Retype all the records with nothing changed.
— BEGIN —
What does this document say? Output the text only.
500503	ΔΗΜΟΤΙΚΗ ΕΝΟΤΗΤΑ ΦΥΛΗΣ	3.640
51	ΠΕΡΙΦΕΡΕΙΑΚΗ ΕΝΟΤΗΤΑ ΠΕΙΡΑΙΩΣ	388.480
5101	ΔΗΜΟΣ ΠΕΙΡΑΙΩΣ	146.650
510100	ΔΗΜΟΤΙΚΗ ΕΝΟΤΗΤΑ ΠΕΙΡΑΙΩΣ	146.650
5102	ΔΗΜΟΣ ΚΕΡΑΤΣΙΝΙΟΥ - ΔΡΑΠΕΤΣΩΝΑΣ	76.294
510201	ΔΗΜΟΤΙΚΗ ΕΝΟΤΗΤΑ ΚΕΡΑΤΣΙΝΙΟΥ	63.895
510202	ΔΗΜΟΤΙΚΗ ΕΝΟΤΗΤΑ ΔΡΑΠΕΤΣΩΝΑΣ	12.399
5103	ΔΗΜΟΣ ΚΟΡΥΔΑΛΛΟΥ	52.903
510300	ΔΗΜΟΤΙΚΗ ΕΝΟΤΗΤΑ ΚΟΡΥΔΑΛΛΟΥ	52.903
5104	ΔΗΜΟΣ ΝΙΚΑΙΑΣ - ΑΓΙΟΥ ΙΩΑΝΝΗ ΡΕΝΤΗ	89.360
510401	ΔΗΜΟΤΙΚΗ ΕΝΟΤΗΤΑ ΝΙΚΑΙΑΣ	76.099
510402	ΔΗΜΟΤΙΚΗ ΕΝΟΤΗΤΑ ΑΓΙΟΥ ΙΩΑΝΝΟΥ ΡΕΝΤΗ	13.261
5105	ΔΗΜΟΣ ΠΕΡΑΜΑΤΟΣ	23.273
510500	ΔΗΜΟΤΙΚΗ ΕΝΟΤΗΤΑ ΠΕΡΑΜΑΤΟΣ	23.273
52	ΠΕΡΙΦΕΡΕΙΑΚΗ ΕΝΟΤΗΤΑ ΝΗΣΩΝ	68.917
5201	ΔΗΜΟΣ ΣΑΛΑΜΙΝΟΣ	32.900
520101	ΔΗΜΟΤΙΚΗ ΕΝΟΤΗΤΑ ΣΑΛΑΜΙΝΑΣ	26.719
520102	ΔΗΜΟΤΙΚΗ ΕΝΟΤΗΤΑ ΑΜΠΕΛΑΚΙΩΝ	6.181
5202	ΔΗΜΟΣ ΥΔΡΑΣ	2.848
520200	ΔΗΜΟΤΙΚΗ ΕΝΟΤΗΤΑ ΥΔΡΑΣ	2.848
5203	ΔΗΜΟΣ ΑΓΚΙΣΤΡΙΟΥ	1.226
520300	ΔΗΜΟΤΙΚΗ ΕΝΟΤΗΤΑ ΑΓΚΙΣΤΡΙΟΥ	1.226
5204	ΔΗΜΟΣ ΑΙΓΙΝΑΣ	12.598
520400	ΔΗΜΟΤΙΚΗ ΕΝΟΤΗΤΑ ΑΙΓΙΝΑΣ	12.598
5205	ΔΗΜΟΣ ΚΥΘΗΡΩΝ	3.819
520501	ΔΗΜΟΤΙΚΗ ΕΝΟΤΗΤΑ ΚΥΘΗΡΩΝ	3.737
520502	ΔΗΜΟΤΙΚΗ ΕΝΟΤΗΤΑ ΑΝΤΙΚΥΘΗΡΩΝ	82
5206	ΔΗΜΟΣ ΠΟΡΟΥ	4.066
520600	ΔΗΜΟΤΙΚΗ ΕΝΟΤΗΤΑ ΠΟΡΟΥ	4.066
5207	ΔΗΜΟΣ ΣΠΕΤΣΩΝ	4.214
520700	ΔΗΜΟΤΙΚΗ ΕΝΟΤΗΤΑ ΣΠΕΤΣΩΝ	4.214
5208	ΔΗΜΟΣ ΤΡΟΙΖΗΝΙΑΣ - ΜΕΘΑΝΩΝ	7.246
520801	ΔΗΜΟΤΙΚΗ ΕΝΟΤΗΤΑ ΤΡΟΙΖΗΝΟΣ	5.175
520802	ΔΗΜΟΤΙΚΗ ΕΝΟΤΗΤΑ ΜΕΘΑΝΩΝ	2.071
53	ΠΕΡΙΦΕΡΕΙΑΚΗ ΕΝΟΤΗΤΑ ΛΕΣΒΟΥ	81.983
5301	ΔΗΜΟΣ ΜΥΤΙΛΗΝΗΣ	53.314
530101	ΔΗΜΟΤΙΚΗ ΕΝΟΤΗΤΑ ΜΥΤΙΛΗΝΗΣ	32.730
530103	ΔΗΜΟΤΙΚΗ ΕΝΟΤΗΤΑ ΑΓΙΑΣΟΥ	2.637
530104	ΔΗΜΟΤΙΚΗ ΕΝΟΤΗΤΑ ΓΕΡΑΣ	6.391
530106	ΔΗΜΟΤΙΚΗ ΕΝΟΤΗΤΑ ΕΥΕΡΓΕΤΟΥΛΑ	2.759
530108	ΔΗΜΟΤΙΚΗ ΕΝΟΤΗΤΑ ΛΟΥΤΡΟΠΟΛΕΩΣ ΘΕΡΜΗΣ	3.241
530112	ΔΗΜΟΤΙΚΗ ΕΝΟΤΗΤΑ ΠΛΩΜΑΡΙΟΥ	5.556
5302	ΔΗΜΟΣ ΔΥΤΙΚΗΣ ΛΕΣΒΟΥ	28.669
— END —
> COMPLETED EXERCISE:
What does this document say? Output the text only.
500503	ΔΗΜΟΤΙΚΗ ΕΝΟΤΗΤΑ ΦΥΛΗΣ	3.640
51	ΠΕΡΙΦΕΡΕΙΑΚΗ ΕΝΟΤΗΤΑ ΠΕΙΡΑΙΩΣ	388.480
5101	ΔΗΜΟΣ ΠΕΙΡΑΙΩΣ	146.650
510100	ΔΗΜΟΤΙΚΗ ΕΝΟΤΗΤΑ ΠΕΙΡΑΙΩΣ	146.650
5102	ΔΗΜΟΣ ΚΕΡΑΤΣΙΝΙΟΥ - ΔΡΑΠΕΤΣΩΝΑΣ	76.294
510201	ΔΗΜΟΤΙΚΗ ΕΝΟΤΗΤΑ ΚΕΡΑΤΣΙΝΙΟΥ	63.895
510202	ΔΗΜΟΤΙΚΗ ΕΝΟΤΗΤΑ ΔΡΑΠΕΤΣΩΝΑΣ	12.399
5103	ΔΗΜΟΣ ΚΟΡΥΔΑΛΛΟΥ	52.903
510300	ΔΗΜΟΤΙΚΗ ΕΝΟΤΗΤΑ ΚΟΡΥΔΑΛΛΟΥ	52.903
5104	ΔΗΜΟΣ ΝΙΚΑΙΑΣ - ΑΓΙΟΥ ΙΩΑΝΝΗ ΡΕΝΤΗ	89.360
510401	ΔΗΜΟΤΙΚΗ ΕΝΟΤΗΤΑ ΝΙΚΑΙΑΣ	76.099
510402	ΔΗΜΟΤΙΚΗ ΕΝΟΤΗΤΑ ΑΓΙΟΥ ΙΩΑΝΝΟΥ ΡΕΝΤΗ	13.261
5105	ΔΗΜΟΣ ΠΕΡΑΜΑΤΟΣ	23.273
510500	ΔΗΜΟΤΙΚΗ ΕΝΟΤΗΤΑ ΠΕΡΑΜΑΤΟΣ	23.273
52	ΠΕΡΙΦΕΡΕΙΑΚΗ ΕΝΟΤΗΤΑ ΝΗΣΩΝ	68.917
5201	ΔΗΜΟΣ ΣΑΛΑΜΙΝΟΣ	32.900
520101	ΔΗΜΟΤΙΚΗ ΕΝΟΤΗΤΑ ΣΑΛΑΜΙΝΑΣ	26.719
520102	ΔΗΜΟΤΙΚΗ ΕΝΟΤΗΤΑ ΑΜΠΕΛΑΚΙΩΝ	6.181
5202	ΔΗΜΟΣ ΥΔΡΑΣ	2.848
520200	ΔΗΜΟΤΙΚΗ ΕΝΟΤΗΤΑ ΥΔΡΑΣ	2.848
5203	ΔΗΜΟΣ ΑΓΚΙΣΤΡΙΟΥ	1.226
520300	ΔΗΜΟΤΙΚΗ ΕΝΟΤΗΤΑ ΑΓΚΙΣΤΡΙΟΥ	1.226
5204	ΔΗΜΟΣ ΑΙΓΙΝΑΣ	12.598
520400	ΔΗΜΟΤΙΚΗ ΕΝΟΤΗΤΑ ΑΙΓΙΝΑΣ	12.598
5205	ΔΗΜΟΣ ΚΥΘΗΡΩΝ	3.819
520501	ΔΗΜΟΤΙΚΗ ΕΝΟΤΗΤΑ ΚΥΘΗΡΩΝ	3.737
520502	ΔΗΜΟΤΙΚΗ ΕΝΟΤΗΤΑ ΑΝΤΙΚΥΘΗΡΩΝ	82
5206	ΔΗΜΟΣ ΠΟΡΟΥ	4.066
520600	ΔΗΜΟΤΙΚΗ ΕΝΟΤΗΤΑ ΠΟΡΟΥ	4.066
5207	ΔΗΜΟΣ ΣΠΕΤΣΩΝ	4.214
520700	ΔΗΜΟΤΙΚΗ ΕΝΟΤΗΤΑ ΣΠΕΤΣΩΝ	4.214
5208	ΔΗΜΟΣ ΤΡΟΙΖΗΝΙΑΣ - ΜΕΘΑΝΩΝ	7.246
520801	ΔΗΜΟΤΙΚΗ ΕΝΟΤΗΤΑ ΤΡΟΙΖΗΝΟΣ	5.175
520802	ΔΗΜΟΤΙΚΗ ΕΝΟΤΗΤΑ ΜΕΘΑΝΩΝ	2.071
53	ΠΕΡΙΦΕΡΕΙΑΚΗ ΕΝΟΤΗΤΑ ΛΕΣΒΟΥ	81.983
5301	ΔΗΜΟΣ ΜΥΤΙΛΗΝΗΣ	53.314
530101	ΔΗΜΟΤΙΚΗ ΕΝΟΤΗΤΑ ΜΥΤΙΛΗΝΗΣ	32.730
530103	ΔΗΜΟΤΙΚΗ ΕΝΟΤΗΤΑ ΑΓΙΑΣΟΥ	2.637
530104	ΔΗΜΟΤΙΚΗ ΕΝΟΤΗΤΑ ΓΕΡΑΣ	6.391
530106	ΔΗΜΟΤΙΚΗ ΕΝΟΤΗΤΑ ΕΥΕΡΓΕΤΟΥΛΑ	2.759
530108	ΔΗΜΟΤΙΚΗ ΕΝΟΤΗΤΑ ΛΟΥΤΡΟΠΟΛΕΩΣ ΘΕΡΜΗΣ	3.241
530112	ΔΗΜΟΤΙΚΗ ΕΝΟΤΗΤΑ ΠΛΩΜΑΡΙΟΥ	5.556
5302	ΔΗΜΟΣ ΔΥΤΙΚΗΣ ΛΕΣΒΟΥ	28.669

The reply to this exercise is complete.